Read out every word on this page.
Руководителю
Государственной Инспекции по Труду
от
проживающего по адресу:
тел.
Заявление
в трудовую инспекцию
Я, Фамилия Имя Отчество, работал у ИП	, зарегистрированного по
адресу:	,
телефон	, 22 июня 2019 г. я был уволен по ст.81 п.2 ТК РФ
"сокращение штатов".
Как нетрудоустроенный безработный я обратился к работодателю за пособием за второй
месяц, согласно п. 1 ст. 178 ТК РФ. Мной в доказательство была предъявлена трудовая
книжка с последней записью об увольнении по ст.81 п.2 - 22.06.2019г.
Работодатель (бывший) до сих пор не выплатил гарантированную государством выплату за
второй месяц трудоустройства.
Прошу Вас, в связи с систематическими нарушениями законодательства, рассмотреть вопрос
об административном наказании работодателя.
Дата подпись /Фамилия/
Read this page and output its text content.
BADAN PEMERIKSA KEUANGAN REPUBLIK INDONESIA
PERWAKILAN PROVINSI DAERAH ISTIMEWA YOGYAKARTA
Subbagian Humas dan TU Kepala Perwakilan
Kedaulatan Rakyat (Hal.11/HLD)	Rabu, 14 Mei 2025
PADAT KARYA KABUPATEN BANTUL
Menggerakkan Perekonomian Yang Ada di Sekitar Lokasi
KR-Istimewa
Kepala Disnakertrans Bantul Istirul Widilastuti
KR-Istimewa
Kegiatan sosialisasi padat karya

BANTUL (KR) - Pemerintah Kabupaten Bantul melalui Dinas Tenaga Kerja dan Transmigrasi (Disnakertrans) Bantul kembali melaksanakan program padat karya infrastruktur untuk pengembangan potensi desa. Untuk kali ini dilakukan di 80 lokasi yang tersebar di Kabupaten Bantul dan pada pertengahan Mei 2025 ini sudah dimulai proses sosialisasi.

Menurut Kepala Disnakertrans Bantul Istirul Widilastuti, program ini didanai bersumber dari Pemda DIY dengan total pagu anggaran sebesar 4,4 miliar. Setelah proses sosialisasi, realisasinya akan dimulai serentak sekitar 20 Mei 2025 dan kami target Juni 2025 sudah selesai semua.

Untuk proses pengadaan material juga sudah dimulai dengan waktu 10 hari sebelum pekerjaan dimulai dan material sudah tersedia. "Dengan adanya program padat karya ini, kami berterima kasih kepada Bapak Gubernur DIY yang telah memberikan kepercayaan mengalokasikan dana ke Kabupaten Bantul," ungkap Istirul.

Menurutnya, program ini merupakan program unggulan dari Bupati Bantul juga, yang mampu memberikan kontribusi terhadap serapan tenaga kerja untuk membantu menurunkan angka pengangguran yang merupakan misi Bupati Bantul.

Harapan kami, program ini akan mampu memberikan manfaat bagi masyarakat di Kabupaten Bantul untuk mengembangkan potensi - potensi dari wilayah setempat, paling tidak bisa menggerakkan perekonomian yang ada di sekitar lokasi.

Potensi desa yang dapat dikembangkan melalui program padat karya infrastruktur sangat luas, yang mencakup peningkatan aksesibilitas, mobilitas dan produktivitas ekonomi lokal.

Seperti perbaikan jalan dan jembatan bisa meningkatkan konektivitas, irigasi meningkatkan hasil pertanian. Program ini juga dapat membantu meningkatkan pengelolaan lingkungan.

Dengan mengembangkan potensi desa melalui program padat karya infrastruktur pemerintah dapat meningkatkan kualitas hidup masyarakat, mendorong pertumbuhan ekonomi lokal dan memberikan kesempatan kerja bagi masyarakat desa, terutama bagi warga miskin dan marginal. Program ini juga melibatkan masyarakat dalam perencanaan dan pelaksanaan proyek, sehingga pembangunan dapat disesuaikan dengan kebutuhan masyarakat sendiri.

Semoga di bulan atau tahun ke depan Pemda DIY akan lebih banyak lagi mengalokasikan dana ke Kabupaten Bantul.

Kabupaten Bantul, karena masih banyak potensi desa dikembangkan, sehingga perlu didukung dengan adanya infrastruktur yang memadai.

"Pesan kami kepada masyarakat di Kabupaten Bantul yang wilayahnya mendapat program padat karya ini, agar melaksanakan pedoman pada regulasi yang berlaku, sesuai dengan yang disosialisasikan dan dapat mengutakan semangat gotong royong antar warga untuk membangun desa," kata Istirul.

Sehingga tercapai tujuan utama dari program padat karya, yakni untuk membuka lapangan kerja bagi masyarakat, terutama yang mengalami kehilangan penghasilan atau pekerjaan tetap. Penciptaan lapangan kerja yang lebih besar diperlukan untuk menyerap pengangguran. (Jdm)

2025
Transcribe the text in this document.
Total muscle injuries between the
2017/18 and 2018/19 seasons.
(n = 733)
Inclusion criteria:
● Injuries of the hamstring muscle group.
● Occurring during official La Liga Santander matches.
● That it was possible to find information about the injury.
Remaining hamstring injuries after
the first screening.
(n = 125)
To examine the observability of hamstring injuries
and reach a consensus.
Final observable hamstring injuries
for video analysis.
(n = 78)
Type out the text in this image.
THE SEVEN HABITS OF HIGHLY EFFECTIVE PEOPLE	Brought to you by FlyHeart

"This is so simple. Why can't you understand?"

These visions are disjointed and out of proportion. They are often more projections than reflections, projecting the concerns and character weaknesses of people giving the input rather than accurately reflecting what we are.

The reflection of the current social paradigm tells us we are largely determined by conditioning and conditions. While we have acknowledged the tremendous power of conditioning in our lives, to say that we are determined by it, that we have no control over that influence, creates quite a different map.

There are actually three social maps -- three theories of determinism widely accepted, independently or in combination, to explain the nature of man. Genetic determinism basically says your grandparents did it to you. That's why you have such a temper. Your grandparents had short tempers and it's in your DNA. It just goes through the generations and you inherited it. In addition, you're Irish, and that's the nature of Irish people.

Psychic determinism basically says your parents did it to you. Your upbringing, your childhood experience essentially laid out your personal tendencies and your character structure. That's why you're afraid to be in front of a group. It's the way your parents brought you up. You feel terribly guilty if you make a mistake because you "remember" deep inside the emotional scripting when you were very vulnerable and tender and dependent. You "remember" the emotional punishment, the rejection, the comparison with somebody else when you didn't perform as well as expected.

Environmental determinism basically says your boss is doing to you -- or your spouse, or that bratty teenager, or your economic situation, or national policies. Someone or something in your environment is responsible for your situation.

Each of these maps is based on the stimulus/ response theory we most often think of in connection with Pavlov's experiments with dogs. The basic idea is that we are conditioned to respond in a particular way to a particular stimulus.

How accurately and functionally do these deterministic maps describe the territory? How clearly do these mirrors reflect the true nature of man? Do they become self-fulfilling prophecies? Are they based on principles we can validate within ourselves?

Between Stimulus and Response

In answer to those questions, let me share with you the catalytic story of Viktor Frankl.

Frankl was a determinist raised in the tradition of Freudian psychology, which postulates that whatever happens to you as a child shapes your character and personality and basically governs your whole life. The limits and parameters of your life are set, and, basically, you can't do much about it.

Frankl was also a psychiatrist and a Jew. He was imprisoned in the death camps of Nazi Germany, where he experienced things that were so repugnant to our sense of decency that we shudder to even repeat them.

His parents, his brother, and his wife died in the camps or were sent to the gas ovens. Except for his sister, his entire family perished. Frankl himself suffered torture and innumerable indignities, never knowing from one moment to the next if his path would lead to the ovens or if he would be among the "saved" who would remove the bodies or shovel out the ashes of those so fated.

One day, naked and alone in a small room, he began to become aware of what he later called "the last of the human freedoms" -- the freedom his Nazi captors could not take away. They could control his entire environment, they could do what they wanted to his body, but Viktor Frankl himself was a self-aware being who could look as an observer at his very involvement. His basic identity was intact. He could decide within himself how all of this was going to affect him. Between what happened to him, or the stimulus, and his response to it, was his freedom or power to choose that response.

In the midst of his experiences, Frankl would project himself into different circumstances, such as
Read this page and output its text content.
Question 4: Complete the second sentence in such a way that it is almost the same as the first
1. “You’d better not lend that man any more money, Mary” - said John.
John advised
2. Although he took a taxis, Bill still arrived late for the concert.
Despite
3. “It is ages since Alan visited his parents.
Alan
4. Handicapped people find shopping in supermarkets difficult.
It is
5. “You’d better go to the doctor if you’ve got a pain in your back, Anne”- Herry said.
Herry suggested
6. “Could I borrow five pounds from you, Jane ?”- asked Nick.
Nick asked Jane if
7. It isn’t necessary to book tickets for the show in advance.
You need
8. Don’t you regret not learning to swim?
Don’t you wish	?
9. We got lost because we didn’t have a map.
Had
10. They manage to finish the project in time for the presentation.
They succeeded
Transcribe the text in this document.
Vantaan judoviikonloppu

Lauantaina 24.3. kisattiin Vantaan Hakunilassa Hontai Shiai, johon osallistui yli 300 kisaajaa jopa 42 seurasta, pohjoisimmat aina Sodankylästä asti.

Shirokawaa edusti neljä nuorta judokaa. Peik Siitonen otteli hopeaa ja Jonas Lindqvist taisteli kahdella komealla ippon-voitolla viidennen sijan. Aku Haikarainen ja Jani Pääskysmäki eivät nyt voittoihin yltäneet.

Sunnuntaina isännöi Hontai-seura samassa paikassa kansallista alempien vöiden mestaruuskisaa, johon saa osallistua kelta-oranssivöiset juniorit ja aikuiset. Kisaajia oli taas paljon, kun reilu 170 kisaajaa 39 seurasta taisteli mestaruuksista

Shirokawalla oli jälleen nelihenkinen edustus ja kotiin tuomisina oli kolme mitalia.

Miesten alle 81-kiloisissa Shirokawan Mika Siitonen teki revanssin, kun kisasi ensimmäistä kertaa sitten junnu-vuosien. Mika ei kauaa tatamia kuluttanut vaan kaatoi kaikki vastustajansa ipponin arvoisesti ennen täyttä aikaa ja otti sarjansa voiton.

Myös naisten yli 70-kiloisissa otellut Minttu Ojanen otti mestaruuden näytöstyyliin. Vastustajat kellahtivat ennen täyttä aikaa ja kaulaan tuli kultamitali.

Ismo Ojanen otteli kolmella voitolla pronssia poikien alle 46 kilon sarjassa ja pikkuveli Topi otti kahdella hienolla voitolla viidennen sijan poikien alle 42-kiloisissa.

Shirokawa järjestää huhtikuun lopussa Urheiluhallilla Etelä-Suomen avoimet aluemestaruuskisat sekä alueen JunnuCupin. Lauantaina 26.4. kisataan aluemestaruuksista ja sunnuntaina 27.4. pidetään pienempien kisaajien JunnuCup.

####

## Work to do
Find all lines with "terutama" in them and copy each one.

## Final result
Dengan mengembangkan potensi desa melalui program padat karya infrastruktur pemerintah dapat meningkatkan kualitas hidup masyarakat, mendorong pertumbuhan ekonomi lokal dan memberikan kesempatan kerja bagi masyarakat desa, terutama bagi warga miskin dan marginal. Program ini juga melibatkan masyarakat dalam perencanaan dan pelaksanaan proyek, sehingga pembangunan dapat disesuaikan dengan kebutuhan masyarakat sendiri.
Sehingga tercapai tujuan utama dari program padat karya, yakni untuk membuka lapangan kerja bagi masyarakat, terutama yang mengalami kehilangan penghasilan atau pekerjaan tetap. Penciptaan lapangan kerja yang lebih besar diperlukan untuk menyerap pengangguran. (Jdm)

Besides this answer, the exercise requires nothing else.